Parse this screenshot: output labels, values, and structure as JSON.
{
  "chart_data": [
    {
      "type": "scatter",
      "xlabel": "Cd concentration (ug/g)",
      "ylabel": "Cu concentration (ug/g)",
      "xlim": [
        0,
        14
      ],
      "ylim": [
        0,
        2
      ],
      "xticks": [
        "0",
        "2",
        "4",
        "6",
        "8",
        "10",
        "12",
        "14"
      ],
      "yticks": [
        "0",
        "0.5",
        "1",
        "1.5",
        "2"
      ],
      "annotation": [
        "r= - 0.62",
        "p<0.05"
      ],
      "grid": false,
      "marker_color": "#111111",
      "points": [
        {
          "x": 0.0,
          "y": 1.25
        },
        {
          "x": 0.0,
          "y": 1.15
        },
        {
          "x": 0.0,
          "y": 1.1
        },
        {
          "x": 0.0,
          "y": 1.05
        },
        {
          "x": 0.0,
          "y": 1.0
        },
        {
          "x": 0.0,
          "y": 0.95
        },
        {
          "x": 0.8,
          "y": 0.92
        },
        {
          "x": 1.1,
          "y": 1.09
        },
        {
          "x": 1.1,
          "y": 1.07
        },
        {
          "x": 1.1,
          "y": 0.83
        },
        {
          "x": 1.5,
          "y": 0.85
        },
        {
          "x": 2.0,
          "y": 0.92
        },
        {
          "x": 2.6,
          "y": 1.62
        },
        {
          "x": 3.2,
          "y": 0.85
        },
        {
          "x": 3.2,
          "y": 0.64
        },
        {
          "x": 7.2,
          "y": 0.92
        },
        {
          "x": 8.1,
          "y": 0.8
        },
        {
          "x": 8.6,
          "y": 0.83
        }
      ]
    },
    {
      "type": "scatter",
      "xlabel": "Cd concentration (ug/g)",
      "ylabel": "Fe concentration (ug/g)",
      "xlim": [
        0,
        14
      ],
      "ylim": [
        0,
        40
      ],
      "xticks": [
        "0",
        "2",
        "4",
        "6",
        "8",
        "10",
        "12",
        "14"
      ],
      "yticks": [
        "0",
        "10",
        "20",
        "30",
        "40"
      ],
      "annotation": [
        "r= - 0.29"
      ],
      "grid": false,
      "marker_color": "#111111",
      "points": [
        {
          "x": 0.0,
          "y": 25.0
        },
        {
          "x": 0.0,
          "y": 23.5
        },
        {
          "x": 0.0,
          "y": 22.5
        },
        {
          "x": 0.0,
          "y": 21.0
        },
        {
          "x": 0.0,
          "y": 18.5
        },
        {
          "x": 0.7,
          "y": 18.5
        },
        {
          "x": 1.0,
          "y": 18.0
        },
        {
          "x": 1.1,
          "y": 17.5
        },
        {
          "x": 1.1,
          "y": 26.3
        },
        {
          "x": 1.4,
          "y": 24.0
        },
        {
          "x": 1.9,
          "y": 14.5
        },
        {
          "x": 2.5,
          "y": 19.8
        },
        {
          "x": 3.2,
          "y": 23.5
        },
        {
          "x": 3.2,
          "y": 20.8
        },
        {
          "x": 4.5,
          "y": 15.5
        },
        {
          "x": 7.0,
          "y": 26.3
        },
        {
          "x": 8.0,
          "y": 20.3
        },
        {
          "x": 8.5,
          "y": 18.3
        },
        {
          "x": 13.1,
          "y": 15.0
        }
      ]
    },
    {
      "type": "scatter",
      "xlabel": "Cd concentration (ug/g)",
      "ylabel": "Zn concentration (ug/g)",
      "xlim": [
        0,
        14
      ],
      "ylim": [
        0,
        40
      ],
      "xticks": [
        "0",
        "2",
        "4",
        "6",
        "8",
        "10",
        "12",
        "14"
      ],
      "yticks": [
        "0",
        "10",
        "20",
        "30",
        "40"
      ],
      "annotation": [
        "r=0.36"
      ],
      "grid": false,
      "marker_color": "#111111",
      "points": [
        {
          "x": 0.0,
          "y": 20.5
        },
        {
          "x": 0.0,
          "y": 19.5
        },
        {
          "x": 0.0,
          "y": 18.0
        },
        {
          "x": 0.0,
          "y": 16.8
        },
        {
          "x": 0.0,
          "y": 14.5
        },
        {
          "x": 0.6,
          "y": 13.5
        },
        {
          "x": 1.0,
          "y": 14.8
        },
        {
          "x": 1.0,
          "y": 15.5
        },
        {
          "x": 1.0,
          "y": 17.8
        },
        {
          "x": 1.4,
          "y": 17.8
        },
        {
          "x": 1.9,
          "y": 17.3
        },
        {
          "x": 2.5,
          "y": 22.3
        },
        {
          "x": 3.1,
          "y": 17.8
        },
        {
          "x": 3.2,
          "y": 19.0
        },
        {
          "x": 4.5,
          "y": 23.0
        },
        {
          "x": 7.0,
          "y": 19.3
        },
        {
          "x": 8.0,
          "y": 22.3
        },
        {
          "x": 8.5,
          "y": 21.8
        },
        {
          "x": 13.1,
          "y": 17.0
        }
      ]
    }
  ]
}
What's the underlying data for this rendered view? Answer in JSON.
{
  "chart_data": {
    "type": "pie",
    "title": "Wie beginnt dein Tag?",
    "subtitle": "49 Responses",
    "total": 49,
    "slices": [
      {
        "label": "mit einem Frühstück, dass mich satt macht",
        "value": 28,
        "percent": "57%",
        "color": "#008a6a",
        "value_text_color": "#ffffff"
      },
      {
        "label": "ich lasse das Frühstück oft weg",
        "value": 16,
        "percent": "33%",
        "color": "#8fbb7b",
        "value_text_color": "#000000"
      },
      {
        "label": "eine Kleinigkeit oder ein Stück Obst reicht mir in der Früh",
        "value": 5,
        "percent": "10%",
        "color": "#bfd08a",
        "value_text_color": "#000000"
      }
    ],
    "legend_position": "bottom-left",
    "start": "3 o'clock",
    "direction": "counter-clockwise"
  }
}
###
Instruction: Set down each entry again, unchanged.

Right answer:
Parse this screenshot: output labels, values, and structure as JSON.
{
  "chart_data": [
    {
      "type": "scatter",
      "xlabel": "Cd concentration (ug/g)",
      "ylabel": "Cu concentration (ug/g)",
      "xlim": [
        0,
        14
      ],
      "ylim": [
        0,
        2
      ],
      "xticks": [
        "0",
        "2",
        "4",
        "6",
        "8",
        "10",
        "12",
        "14"
      ],
      "yticks": [
        "0",
        "0.5",
        "1",
        "1.5",
        "2"
      ],
      "annotation": [
        "r= - 0.62",
        "p<0.05"
      ],
      "grid": false,
      "marker_color": "#111111",
      "points": [
        {
          "x": 0.0,
          "y": 1.25
        },
        {
          "x": 0.0,
          "y": 1.15
        },
        {
          "x": 0.0,
          "y": 1.1
        },
        {
          "x": 0.0,
          "y": 1.05
        },
        {
          "x": 0.0,
          "y": 1.0
        },
        {
          "x": 0.0,
          "y": 0.95
        },
        {
          "x": 0.8,
          "y": 0.92
        },
        {
          "x": 1.1,
          "y": 1.09
        },
        {
          "x": 1.1,
          "y": 1.07
        },
        {
          "x": 1.1,
          "y": 0.83
        },
        {
          "x": 1.5,
          "y": 0.85
        },
        {
          "x": 2.0,
          "y": 0.92
        },
        {
          "x": 2.6,
          "y": 1.62
        },
        {
          "x": 3.2,
          "y": 0.85
        },
        {
          "x": 3.2,
          "y": 0.64
        },
        {
          "x": 7.2,
          "y": 0.92
        },
        {
          "x": 8.1,
          "y": 0.8
        },
        {
          "x": 8.6,
          "y": 0.83
        }
      ]
    },
    {
      "type": "scatter",
      "xlabel": "Cd concentration (ug/g)",
      "ylabel": "Fe concentration (ug/g)",
      "xlim": [
        0,
        14
      ],
      "ylim": [
        0,
        40
      ],
      "xticks": [
        "0",
        "2",
        "4",
        "6",
        "8",
        "10",
        "12",
        "14"
      ],
      "yticks": [
        "0",
        "10",
        "20",
        "30",
        "40"
      ],
      "annotation": [
        "r= - 0.29"
      ],
      "grid": false,
      "marker_color": "#111111",
      "points": [
        {
          "x": 0.0,
          "y": 25.0
        },
        {
          "x": 0.0,
          "y": 23.5
        },
        {
          "x": 0.0,
          "y": 22.5
        },
        {
          "x": 0.0,
          "y": 21.0
        },
        {
          "x": 0.0,
          "y": 18.5
        },
        {
          "x": 0.7,
          "y": 18.5
        },
        {
          "x": 1.0,
          "y": 18.0
        },
        {
          "x": 1.1,
          "y": 17.5
        },
        {
          "x": 1.1,
          "y": 26.3
        },
        {
          "x": 1.4,
          "y": 24.0
        },
        {
          "x": 1.9,
          "y": 14.5
        },
        {
          "x": 2.5,
          "y": 19.8
        },
        {
          "x": 3.2,
          "y": 23.5
        },
        {
          "x": 3.2,
          "y": 20.8
        },
        {
          "x": 4.5,
          "y": 15.5
        },
        {
          "x": 7.0,
          "y": 26.3
        },
        {
          "x": 8.0,
          "y": 20.3
        },
        {
          "x": 8.5,
          "y": 18.3
        },
        {
          "x": 13.1,
          "y": 15.0
        }
      ]
    },
    {
      "type": "scatter",
      "xlabel": "Cd concentration (ug/g)",
      "ylabel": "Zn concentration (ug/g)",
      "xlim": [
        0,
        14
      ],
      "ylim": [
        0,
        40
      ],
      "xticks": [
        "0",
        "2",
        "4",
        "6",
        "8",
        "10",
        "12",
        "14"
      ],
      "yticks": [
        "0",
        "10",
        "20",
        "30",
        "40"
      ],
      "annotation": [
        "r=0.36"
      ],
      "grid": false,
      "marker_color": "#111111",
      "points": [
        {
          "x": 0.0,
          "y": 20.5
        },
        {
          "x": 0.0,
          "y": 19.5
        },
        {
          "x": 0.0,
          "y": 18.0
        },
        {
          "x": 0.0,
          "y": 16.8
        },
        {
          "x": 0.0,
          "y": 14.5
        },
        {
          "x": 0.6,
          "y": 13.5
        },
        {
          "x": 1.0,
          "y": 14.8
        },
        {
          "x": 1.0,
          "y": 15.5
        },
        {
          "x": 1.0,
          "y": 17.8
        },
        {
          "x": 1.4,
          "y": 17.8
        },
        {
          "x": 1.9,
          "y": 17.3
        },
        {
          "x": 2.5,
          "y": 22.3
        },
        {
          "x": 3.1,
          "y": 17.8
        },
        {
          "x": 3.2,
          "y": 19.0
        },
        {
          "x": 4.5,
          "y": 23.0
        },
        {
          "x": 7.0,
          "y": 19.3
        },
        {
          "x": 8.0,
          "y": 22.3
        },
        {
          "x": 8.5,
          "y": 21.8
        },
        {
          "x": 13.1,
          "y": 17.0
        }
      ]
    }
  ]
}
What's the underlying data for this rendered view? Answer in JSON.
{
  "chart_data": {
    "type": "pie",
    "title": "Wie beginnt dein Tag?",
    "subtitle": "49 Responses",
    "total": 49,
    "slices": [
      {
        "label": "mit einem Frühstück, dass mich satt macht",
        "value": 28,
        "percent": "57%",
        "color": "#008a6a",
        "value_text_color": "#ffffff"
      },
      {
        "label": "ich lasse das Frühstück oft weg",
        "value": 16,
        "percent": "33%",
        "color": "#8fbb7b",
        "value_text_color": "#000000"
      },
      {
        "label": "eine Kleinigkeit oder ein Stück Obst reicht mir in der Früh",
        "value": 5,
        "percent": "10%",
        "color": "#bfd08a",
        "value_text_color": "#000000"
      }
    ],
    "legend_position": "bottom-left",
    "start": "3 o'clock",
    "direction": "counter-clockwise"
  }
}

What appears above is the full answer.